* **REQUIRED WORK**: Scan the records for the word "Minor". Copy each line that includes it.
* begin *
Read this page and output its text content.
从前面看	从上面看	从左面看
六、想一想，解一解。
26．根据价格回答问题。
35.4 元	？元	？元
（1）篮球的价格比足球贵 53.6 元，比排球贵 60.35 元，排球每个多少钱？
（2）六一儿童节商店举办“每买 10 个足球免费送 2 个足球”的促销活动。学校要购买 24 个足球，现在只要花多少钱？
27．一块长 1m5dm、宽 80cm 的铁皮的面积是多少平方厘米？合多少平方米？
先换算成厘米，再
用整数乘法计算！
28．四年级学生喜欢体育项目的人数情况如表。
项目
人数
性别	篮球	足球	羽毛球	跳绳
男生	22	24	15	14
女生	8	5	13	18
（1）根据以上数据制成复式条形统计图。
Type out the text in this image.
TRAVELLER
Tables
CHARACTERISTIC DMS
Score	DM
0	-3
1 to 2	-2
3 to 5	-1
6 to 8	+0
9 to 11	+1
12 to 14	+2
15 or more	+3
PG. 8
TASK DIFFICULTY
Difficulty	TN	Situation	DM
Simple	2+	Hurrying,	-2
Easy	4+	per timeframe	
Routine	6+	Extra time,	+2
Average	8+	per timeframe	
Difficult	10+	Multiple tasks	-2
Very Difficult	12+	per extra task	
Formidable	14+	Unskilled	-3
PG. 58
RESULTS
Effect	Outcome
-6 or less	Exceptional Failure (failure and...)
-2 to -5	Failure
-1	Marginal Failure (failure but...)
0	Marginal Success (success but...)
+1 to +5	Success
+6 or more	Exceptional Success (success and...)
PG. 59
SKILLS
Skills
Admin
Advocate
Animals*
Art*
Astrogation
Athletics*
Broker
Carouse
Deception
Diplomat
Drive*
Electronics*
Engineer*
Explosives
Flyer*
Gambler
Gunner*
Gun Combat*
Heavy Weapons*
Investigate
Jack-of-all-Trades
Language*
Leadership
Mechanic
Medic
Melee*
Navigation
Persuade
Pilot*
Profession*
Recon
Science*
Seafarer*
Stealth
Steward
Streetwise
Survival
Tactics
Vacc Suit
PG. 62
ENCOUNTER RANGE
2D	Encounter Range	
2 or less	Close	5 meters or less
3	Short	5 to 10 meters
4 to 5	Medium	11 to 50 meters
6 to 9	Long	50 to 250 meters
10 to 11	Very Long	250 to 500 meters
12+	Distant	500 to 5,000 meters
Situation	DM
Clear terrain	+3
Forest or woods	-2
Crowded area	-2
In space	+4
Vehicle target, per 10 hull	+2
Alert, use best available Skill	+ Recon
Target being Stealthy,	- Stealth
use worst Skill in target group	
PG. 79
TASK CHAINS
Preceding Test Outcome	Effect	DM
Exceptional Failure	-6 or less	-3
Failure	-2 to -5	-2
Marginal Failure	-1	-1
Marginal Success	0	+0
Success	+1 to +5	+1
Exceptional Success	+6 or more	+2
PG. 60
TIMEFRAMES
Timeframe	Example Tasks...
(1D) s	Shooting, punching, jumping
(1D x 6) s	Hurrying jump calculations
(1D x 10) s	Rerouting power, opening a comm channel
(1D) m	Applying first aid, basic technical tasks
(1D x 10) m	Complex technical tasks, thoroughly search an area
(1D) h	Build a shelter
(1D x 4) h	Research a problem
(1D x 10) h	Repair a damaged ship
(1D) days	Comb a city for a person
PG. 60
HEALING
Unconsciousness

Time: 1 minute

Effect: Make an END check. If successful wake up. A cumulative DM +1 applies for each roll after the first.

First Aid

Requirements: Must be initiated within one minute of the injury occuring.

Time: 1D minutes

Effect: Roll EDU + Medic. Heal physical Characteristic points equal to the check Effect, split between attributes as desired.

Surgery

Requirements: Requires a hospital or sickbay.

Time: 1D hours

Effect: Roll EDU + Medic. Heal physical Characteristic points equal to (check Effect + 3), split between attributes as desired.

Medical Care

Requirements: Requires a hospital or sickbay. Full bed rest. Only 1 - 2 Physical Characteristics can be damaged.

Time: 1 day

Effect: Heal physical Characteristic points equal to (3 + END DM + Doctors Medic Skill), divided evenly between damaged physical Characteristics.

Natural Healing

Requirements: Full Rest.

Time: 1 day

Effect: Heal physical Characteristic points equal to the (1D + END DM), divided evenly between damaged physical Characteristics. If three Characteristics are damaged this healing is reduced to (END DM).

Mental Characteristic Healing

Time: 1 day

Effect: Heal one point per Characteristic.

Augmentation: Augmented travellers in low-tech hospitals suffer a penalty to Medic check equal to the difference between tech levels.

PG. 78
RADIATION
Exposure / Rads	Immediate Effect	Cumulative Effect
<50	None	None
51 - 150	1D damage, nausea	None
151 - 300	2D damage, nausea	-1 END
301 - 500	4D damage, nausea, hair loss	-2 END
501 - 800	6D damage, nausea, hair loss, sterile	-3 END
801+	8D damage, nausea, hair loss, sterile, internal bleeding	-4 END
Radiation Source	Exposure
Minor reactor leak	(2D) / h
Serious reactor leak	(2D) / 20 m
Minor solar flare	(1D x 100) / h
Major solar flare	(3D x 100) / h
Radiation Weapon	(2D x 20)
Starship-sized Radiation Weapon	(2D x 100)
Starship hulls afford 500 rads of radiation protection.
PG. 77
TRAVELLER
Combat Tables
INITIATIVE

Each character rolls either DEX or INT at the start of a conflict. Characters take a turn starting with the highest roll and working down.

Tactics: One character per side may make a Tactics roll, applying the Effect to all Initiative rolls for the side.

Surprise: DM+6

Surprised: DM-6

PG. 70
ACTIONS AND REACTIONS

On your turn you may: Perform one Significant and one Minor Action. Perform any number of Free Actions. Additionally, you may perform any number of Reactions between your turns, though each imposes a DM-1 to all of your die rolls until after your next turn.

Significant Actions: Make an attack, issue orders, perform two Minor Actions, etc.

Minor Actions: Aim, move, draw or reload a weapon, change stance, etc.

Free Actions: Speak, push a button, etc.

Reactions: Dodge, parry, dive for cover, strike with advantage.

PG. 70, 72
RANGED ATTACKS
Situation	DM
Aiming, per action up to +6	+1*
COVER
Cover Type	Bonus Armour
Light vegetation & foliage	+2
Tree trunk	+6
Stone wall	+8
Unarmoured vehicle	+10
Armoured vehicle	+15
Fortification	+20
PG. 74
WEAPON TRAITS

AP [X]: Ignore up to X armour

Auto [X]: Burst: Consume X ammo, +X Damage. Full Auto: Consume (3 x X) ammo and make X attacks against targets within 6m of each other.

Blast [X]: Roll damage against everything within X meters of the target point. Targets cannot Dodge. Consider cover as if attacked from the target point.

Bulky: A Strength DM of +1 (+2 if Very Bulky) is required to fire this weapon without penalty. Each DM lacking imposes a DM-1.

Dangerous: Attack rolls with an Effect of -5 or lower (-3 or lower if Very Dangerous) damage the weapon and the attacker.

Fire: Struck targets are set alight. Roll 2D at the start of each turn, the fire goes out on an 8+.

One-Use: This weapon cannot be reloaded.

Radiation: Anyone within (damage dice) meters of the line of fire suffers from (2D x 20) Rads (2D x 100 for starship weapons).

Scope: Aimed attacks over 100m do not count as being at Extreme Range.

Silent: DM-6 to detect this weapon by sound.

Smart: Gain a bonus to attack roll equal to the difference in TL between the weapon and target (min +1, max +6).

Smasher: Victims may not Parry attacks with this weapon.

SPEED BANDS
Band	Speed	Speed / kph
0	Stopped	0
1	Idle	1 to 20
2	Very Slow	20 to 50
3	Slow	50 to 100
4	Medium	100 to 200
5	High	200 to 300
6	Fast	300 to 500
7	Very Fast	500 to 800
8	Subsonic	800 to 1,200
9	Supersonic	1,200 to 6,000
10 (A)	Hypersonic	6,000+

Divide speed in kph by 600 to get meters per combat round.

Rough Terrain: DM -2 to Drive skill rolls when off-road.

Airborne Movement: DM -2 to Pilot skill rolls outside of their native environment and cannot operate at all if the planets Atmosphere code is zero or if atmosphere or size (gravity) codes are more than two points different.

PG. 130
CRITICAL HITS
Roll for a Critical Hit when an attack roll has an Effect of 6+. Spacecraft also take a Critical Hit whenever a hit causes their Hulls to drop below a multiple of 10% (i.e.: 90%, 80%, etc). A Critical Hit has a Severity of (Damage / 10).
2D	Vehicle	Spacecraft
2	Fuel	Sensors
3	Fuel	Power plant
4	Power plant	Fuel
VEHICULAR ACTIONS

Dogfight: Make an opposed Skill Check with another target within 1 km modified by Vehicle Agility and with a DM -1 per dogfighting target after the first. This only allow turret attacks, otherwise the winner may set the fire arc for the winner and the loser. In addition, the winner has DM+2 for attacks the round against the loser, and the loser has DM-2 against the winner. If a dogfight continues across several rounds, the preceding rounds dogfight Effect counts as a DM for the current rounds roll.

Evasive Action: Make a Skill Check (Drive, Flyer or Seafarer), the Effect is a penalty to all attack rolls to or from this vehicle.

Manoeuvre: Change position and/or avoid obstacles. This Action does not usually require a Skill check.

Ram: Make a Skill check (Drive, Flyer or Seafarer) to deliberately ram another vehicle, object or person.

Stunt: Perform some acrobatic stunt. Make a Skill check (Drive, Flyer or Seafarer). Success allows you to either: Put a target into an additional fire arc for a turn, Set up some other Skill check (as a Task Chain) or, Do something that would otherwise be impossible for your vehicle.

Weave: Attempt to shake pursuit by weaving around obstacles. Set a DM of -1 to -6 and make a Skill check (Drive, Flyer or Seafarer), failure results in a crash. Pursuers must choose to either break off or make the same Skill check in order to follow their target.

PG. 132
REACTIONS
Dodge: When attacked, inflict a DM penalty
* end *
* **EXERCISE RESULT**:
Minor reactor leak	(2D) / h
Minor solar flare	(1D x 100) / h
On your turn you may: Perform one Significant and one Minor Action. Perform any number of Free Actions. Additionally, you may perform any number of Reactions between your turns, though each imposes a DM-1 to all of your die rolls until after your next turn.
Significant Actions: Make an attack, issue orders, perform two Minor Actions, etc.
Minor Actions: Aim, move, draw or reload a weapon, change stance, etc.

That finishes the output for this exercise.